### Region boundary data:
** begin **

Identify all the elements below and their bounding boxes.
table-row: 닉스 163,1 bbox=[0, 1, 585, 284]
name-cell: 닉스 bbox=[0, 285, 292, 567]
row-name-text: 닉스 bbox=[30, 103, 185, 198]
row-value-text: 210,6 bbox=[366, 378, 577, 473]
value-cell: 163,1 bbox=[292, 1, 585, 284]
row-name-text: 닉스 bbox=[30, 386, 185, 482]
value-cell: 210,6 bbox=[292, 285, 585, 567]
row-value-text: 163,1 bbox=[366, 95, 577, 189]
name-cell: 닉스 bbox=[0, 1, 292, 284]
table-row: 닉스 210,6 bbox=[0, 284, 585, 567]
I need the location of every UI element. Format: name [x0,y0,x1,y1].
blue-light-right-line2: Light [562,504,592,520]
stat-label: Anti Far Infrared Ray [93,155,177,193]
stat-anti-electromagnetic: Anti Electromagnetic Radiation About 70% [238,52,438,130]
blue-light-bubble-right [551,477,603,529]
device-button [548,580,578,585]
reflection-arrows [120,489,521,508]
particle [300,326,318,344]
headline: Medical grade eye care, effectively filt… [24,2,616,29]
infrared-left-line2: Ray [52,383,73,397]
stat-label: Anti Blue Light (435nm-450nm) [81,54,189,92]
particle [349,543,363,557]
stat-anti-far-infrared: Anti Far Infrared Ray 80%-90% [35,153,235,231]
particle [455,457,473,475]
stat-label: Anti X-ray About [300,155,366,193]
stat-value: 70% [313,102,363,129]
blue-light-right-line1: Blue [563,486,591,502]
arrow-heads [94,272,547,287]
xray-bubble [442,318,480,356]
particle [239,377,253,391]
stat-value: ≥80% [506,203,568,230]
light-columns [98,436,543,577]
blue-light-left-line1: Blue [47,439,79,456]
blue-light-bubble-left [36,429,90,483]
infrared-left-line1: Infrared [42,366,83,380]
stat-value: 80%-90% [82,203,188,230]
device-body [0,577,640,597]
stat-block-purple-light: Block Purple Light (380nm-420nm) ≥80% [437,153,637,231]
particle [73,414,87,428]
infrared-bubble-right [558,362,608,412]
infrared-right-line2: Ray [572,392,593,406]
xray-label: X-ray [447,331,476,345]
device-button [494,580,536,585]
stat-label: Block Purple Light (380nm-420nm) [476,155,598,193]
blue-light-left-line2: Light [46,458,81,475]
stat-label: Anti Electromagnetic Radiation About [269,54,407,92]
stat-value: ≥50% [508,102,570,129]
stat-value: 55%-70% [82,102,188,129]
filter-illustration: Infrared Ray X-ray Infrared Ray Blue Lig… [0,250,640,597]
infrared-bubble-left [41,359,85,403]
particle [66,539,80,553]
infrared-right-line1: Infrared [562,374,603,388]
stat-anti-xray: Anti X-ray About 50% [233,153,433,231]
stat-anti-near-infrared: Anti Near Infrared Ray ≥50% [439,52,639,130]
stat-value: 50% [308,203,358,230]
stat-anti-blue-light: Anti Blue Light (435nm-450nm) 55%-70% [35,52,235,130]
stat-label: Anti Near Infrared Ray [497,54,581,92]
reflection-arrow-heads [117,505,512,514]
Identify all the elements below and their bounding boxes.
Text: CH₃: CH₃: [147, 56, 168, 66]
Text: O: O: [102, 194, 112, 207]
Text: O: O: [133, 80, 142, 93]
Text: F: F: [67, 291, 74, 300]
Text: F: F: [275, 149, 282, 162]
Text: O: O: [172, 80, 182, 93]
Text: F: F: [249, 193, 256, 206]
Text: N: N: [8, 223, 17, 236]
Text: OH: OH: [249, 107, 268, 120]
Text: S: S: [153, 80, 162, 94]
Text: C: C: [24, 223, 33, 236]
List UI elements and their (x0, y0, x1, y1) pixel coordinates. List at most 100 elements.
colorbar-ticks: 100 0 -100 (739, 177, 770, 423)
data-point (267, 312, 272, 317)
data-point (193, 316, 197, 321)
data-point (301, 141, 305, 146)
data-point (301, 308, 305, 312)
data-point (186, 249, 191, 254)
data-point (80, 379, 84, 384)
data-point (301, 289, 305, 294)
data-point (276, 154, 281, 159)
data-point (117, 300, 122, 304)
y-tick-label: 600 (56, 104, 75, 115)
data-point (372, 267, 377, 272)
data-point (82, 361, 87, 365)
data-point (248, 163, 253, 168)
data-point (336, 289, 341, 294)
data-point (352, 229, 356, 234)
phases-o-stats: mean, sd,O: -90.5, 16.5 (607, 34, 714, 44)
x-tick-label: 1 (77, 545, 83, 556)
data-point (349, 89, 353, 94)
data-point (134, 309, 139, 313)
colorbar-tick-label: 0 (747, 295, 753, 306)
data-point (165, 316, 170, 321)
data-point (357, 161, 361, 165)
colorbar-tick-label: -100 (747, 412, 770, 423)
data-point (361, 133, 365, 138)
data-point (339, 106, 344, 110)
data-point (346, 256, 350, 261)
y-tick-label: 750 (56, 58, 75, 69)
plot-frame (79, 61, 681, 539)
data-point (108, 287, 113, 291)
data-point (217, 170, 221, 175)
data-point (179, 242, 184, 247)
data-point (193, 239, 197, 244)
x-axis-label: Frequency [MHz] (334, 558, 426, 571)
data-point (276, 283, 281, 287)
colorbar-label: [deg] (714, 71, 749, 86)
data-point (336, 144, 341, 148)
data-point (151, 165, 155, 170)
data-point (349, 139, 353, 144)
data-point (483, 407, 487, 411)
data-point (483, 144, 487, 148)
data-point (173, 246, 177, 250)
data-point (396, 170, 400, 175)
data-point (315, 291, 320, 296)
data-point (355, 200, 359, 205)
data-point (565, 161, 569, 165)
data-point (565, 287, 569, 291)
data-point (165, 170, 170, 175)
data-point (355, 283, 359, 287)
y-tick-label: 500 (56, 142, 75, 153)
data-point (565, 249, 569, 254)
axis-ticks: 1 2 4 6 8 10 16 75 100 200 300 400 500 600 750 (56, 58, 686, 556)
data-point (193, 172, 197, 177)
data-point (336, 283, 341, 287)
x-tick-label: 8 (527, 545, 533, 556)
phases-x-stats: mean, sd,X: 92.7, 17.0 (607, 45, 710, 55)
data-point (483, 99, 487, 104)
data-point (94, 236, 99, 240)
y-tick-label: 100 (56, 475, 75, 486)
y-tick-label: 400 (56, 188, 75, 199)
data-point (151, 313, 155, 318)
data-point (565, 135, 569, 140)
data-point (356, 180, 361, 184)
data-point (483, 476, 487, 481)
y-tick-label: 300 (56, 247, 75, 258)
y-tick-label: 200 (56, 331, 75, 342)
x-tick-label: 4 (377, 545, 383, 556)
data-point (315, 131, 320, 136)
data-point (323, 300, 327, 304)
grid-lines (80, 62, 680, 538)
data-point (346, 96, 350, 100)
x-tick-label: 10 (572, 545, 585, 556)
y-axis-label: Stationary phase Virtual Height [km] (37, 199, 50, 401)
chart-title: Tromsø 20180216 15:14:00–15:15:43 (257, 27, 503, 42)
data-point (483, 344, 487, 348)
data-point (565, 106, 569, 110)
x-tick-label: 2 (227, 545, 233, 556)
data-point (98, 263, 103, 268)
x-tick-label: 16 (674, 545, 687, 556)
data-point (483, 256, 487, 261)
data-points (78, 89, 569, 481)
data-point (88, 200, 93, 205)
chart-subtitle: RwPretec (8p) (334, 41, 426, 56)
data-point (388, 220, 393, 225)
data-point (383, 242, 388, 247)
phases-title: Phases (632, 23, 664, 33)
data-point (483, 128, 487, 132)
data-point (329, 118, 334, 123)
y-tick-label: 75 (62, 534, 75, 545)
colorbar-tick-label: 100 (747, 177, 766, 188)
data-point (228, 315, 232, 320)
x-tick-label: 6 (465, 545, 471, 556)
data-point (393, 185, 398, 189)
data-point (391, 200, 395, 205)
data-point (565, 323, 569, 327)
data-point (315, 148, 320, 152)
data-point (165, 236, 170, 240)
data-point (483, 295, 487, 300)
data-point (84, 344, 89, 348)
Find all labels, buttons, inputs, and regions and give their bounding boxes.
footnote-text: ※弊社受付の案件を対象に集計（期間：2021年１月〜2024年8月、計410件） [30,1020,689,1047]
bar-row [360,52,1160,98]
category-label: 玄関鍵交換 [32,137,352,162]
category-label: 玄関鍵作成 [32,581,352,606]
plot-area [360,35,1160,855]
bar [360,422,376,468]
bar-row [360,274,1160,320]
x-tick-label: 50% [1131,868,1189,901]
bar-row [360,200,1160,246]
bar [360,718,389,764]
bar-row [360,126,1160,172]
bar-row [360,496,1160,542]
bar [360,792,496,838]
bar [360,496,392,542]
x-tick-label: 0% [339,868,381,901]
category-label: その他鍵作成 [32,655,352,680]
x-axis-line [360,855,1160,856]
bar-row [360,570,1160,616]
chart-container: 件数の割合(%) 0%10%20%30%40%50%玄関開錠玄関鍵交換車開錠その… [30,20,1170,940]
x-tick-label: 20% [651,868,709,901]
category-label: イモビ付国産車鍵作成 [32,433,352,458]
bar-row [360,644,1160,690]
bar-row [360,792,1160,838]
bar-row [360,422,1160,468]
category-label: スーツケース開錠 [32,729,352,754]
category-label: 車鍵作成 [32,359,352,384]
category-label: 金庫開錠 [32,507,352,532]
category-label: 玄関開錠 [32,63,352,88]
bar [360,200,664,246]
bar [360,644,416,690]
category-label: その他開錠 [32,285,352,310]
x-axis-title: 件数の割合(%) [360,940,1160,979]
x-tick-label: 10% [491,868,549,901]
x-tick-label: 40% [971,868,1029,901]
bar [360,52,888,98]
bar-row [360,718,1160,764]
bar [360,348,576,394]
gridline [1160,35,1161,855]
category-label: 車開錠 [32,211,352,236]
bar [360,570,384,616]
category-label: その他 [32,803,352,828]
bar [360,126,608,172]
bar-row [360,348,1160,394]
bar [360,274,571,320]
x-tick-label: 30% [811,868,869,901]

** end **

Echo back everything from the first line of the region boundary data down to the line containing "device-body [0,577,640,597]", keeping both of those lines.

Identify all the elements below and their bounding boxes.
table-row: 닉스 163,1 bbox=[0, 1, 585, 284]
name-cell: 닉스 bbox=[0, 285, 292, 567]
row-name-text: 닉스 bbox=[30, 103, 185, 198]
row-value-text: 210,6 bbox=[366, 378, 577, 473]
value-cell: 163,1 bbox=[292, 1, 585, 284]
row-name-text: 닉스 bbox=[30, 386, 185, 482]
value-cell: 210,6 bbox=[292, 285, 585, 567]
row-value-text: 163,1 bbox=[366, 95, 577, 189]
name-cell: 닉스 bbox=[0, 1, 292, 284]
table-row: 닉스 210,6 bbox=[0, 284, 585, 567]
I need the location of every UI element. Format: name [x0,y0,x1,y1].
blue-light-right-line2: Light [562,504,592,520]
stat-label: Anti Far Infrared Ray [93,155,177,193]
stat-anti-electromagnetic: Anti Electromagnetic Radiation About 70% [238,52,438,130]
blue-light-bubble-right [551,477,603,529]
device-button [548,580,578,585]
reflection-arrows [120,489,521,508]
particle [300,326,318,344]
headline: Medical grade eye care, effectively filt… [24,2,616,29]
infrared-left-line2: Ray [52,383,73,397]
stat-label: Anti Blue Light (435nm-450nm) [81,54,189,92]
particle [349,543,363,557]
stat-anti-far-infrared: Anti Far Infrared Ray 80%-90% [35,153,235,231]
particle [455,457,473,475]
stat-label: Anti X-ray About [300,155,366,193]
stat-value: 70% [313,102,363,129]
blue-light-right-line1: Blue [563,486,591,502]
arrow-heads [94,272,547,287]
xray-bubble [442,318,480,356]
particle [239,377,253,391]
stat-value: ≥80% [506,203,568,230]
light-columns [98,436,543,577]
blue-light-left-line1: Blue [47,439,79,456]
blue-light-bubble-left [36,429,90,483]
infrared-left-line1: Infrared [42,366,83,380]
stat-value: 80%-90% [82,203,188,230]
device-body [0,577,640,597]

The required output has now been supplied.